==== Extracted material

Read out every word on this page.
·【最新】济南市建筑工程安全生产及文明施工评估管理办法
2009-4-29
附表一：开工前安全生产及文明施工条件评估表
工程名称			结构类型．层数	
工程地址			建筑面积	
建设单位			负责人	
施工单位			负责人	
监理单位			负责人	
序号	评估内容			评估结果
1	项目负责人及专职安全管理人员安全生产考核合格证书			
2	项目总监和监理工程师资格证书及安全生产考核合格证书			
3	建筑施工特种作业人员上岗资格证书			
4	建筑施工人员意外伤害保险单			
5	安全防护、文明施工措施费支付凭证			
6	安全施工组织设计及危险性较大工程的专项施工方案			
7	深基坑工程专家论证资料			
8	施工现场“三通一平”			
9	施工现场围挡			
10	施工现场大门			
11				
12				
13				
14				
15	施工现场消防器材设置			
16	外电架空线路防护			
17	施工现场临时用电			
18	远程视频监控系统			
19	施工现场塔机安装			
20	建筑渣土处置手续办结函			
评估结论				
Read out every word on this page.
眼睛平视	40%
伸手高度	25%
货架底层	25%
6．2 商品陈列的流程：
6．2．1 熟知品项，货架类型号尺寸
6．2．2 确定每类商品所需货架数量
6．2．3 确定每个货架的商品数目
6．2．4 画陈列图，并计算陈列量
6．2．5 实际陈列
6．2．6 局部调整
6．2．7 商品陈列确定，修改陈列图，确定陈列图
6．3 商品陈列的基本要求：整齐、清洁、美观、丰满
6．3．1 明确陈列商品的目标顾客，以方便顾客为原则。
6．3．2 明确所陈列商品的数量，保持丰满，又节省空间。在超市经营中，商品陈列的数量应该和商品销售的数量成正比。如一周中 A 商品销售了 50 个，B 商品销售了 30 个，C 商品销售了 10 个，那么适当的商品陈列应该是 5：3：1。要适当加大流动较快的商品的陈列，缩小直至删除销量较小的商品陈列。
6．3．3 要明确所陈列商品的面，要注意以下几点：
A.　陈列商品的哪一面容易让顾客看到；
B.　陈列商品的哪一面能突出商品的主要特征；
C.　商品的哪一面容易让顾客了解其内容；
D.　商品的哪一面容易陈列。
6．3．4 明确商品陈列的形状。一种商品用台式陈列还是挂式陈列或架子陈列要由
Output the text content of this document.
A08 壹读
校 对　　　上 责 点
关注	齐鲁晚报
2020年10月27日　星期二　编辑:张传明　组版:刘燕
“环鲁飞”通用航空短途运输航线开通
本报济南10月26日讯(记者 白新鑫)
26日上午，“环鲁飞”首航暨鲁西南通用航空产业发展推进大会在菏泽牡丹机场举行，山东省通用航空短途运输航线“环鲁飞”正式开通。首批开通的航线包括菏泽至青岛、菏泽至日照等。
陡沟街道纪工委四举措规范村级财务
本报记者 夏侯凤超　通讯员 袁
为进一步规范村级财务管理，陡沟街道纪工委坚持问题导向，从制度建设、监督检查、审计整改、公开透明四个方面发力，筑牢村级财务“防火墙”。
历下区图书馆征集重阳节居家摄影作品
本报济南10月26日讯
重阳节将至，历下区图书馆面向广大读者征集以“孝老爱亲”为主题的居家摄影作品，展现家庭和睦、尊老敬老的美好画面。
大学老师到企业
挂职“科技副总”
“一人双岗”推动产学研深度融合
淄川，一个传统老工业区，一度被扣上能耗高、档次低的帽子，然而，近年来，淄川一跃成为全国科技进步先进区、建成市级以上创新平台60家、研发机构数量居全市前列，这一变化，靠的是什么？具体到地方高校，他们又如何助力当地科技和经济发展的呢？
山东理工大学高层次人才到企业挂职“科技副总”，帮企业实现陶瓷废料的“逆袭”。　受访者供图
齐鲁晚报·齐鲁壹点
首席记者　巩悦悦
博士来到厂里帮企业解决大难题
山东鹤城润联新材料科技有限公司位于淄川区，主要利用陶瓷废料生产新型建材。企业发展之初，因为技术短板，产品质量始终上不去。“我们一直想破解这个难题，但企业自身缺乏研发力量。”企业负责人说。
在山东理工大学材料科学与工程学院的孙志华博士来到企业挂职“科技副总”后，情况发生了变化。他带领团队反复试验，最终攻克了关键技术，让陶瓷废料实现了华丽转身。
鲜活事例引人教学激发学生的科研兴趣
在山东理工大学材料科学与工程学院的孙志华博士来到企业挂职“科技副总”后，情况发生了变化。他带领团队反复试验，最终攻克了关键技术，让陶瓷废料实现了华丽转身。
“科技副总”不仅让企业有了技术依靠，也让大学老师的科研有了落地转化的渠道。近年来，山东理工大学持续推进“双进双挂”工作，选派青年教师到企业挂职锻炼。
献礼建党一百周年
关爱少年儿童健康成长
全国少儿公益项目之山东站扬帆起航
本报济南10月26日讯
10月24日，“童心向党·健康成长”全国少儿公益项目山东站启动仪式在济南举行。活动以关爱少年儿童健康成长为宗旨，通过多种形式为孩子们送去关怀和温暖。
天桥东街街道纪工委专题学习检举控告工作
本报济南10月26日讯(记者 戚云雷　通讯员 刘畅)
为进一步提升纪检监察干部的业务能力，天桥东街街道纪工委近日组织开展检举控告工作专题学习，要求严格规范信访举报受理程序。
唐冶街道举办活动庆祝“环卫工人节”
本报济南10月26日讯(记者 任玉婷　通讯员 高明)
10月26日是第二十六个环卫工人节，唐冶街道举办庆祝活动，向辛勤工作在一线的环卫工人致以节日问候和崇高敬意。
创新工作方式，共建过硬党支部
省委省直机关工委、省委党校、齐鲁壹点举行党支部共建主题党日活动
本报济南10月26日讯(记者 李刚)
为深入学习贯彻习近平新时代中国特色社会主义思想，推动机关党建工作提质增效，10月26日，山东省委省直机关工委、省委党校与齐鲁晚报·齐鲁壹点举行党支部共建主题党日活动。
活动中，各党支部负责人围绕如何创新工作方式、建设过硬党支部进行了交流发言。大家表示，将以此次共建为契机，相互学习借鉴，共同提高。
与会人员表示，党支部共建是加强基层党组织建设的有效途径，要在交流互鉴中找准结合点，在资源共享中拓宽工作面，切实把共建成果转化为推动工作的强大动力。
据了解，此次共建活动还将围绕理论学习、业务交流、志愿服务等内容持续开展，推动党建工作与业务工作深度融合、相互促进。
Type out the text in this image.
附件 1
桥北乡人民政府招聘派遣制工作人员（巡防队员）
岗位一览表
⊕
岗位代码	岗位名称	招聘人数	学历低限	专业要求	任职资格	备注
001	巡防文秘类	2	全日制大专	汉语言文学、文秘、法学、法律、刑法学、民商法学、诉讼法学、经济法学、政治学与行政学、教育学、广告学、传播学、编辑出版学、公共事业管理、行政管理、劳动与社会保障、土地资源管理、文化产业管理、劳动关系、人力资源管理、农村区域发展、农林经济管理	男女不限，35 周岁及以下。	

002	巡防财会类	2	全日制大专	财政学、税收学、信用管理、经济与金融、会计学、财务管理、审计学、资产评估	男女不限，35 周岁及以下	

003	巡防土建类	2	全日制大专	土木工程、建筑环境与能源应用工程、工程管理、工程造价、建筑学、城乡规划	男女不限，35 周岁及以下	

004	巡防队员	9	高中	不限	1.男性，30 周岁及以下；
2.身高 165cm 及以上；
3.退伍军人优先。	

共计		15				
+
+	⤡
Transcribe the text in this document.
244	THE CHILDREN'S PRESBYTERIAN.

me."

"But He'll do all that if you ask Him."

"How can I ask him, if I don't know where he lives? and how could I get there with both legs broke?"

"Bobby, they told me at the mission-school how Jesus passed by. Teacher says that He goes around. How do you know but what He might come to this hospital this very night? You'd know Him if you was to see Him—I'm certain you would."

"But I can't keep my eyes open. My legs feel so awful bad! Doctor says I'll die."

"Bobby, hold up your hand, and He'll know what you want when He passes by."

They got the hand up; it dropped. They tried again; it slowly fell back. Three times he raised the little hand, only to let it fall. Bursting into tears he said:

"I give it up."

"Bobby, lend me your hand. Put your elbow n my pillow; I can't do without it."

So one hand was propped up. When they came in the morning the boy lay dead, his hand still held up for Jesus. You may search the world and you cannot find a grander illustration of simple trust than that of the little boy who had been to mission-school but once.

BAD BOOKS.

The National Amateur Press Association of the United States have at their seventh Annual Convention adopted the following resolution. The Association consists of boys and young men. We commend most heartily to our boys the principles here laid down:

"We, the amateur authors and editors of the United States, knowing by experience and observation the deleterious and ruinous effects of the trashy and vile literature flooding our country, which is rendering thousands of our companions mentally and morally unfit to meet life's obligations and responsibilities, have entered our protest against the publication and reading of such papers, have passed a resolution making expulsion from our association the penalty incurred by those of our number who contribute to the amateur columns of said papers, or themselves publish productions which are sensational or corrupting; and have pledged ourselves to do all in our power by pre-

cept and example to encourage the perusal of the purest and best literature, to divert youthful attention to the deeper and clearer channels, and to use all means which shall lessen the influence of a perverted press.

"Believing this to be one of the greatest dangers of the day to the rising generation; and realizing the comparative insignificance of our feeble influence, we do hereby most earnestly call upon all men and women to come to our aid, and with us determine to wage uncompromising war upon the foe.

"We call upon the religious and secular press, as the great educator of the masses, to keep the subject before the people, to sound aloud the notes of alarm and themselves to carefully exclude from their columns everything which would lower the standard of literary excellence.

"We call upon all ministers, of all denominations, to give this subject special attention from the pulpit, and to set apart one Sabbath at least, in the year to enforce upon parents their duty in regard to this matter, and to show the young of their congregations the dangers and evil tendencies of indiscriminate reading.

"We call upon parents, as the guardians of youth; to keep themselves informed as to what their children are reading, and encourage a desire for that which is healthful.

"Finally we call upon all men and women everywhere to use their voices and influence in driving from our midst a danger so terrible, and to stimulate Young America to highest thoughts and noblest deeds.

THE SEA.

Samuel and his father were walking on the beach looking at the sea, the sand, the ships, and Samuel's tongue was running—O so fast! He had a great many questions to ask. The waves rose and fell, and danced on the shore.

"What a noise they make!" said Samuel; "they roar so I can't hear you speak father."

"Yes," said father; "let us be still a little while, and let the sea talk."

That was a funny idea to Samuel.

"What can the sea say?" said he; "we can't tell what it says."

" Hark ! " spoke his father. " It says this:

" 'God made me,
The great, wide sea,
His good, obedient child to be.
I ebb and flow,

========

- **Goal**
Look through the records and gather every line containing "your".

- **Task response**
"Bobby, hold up your hand, and He'll know what you want when He passes by."
"Bobby, lend me your hand. Put your elbow n my pillow; I can't do without it."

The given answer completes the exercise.